* begin *

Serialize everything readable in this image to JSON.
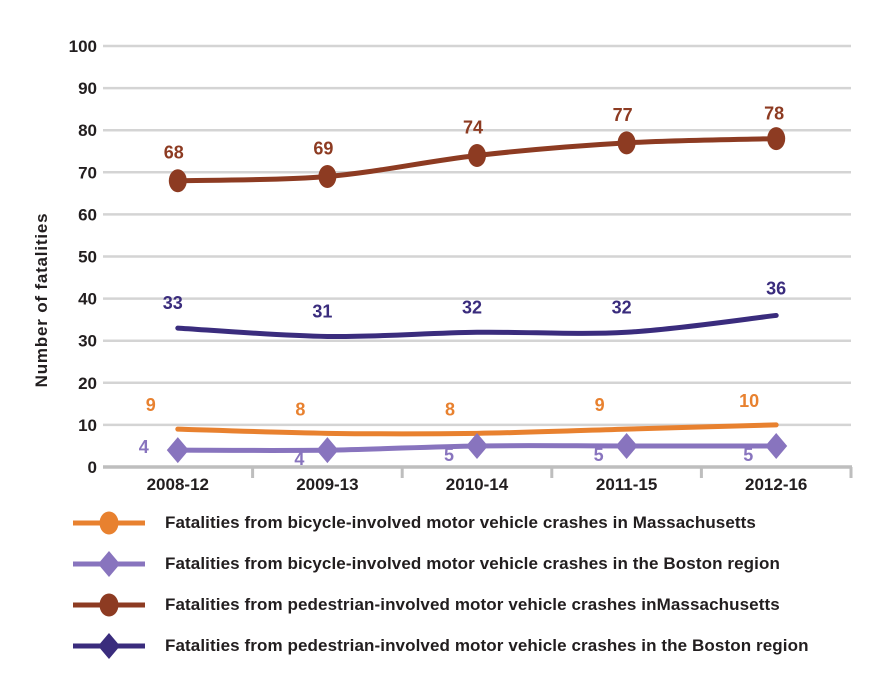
{
  "page": {
    "background": "#FFFFFF"
  },
  "chart_data": {
    "type": "line",
    "title": "",
    "xlabel": "",
    "ylabel": "Number of fatalities",
    "categories": [
      "2008-12",
      "2009-13",
      "2010-14",
      "2011-15",
      "2012-16"
    ],
    "ylim": [
      0,
      100
    ],
    "ytick_step": 10,
    "grid": "horizontal",
    "legend_position": "bottom-left",
    "gridline_color": "#D4D4D4",
    "axis_color": "#BEBEBE",
    "text_color": "#221E1F",
    "series": [
      {
        "name": "Fatalities from bicycle-involved motor vehicle crashes in Massachusetts",
        "values": [
          9,
          8,
          8,
          9,
          10
        ],
        "color": "#E8812F",
        "marker": "none",
        "legend_marker": "circle",
        "label_offset": [
          -27,
          -24
        ],
        "label_offset_overrides": {}
      },
      {
        "name": "Fatalities from bicycle-involved motor vehicle crashes in the Boston region",
        "values": [
          4,
          4,
          5,
          5,
          5
        ],
        "color": "#8874BE",
        "marker": "diamond",
        "legend_marker": "diamond",
        "label_offset": [
          -28,
          9
        ],
        "label_offset_overrides": {
          "0": [
            -34,
            -3
          ]
        }
      },
      {
        "name": "Fatalities from pedestrian-involved motor vehicle crashes inMassachusetts",
        "values": [
          68,
          69,
          74,
          77,
          78
        ],
        "color": "#8D3B22",
        "marker": "circle",
        "legend_marker": "circle",
        "label_offset": [
          -4,
          -28
        ],
        "label_offset_overrides": {
          "4": [
            -2,
            -25
          ]
        }
      },
      {
        "name": "Fatalities from pedestrian-involved motor vehicle crashes in the Boston region",
        "values": [
          33,
          31,
          32,
          32,
          36
        ],
        "color": "#3A2C7D",
        "marker": "none",
        "legend_marker": "diamond",
        "label_offset": [
          -5,
          -25
        ],
        "label_offset_overrides": {
          "4": [
            0,
            -27
          ]
        }
      }
    ]
  }
}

* end *

### INSTRUCTION
Repeat all of the data above word for word, minus the pictures.

### PROBLEM SOLUTION
Serialize everything readable in this image to JSON.
{
  "page": {
    "background": "#FFFFFF"
  },
  "chart_data": {
    "type": "line",
    "title": "",
    "xlabel": "",
    "ylabel": "Number of fatalities",
    "categories": [
      "2008-12",
      "2009-13",
      "2010-14",
      "2011-15",
      "2012-16"
    ],
    "ylim": [
      0,
      100
    ],
    "ytick_step": 10,
    "grid": "horizontal",
    "legend_position": "bottom-left",
    "gridline_color": "#D4D4D4",
    "axis_color": "#BEBEBE",
    "text_color": "#221E1F",
    "series": [
      {
        "name": "Fatalities from bicycle-involved motor vehicle crashes in Massachusetts",
        "values": [
          9,
          8,
          8,
          9,
          10
        ],
        "color": "#E8812F",
        "marker": "none",
        "legend_marker": "circle",
        "label_offset": [
          -27,
          -24
        ],
        "label_offset_overrides": {}
      },
      {
        "name": "Fatalities from bicycle-involved motor vehicle crashes in the Boston region",
        "values": [
          4,
          4,
          5,
          5,
          5
        ],
        "color": "#8874BE",
        "marker": "diamond",
        "legend_marker": "diamond",
        "label_offset": [
          -28,
          9
        ],
        "label_offset_overrides": {
          "0": [
            -34,
            -3
          ]
        }
      },
      {
        "name": "Fatalities from pedestrian-involved motor vehicle crashes inMassachusetts",
        "values": [
          68,
          69,
          74,
          77,
          78
        ],
        "color": "#8D3B22",
        "marker": "circle",
        "legend_marker": "circle",
        "label_offset": [
          -4,
          -28
        ],
        "label_offset_overrides": {
          "4": [
            -2,
            -25
          ]
        }
      },
      {
        "name": "Fatalities from pedestrian-involved motor vehicle crashes in the Boston region",
        "values": [
          33,
          31,
          32,
          32,
          36
        ],
        "color": "#3A2C7D",
        "marker": "none",
        "legend_marker": "diamond",
        "label_offset": [
          -5,
          -25
        ],
        "label_offset_overrides": {
          "4": [
            0,
            -27
          ]
        }
      }
    ]
  }
}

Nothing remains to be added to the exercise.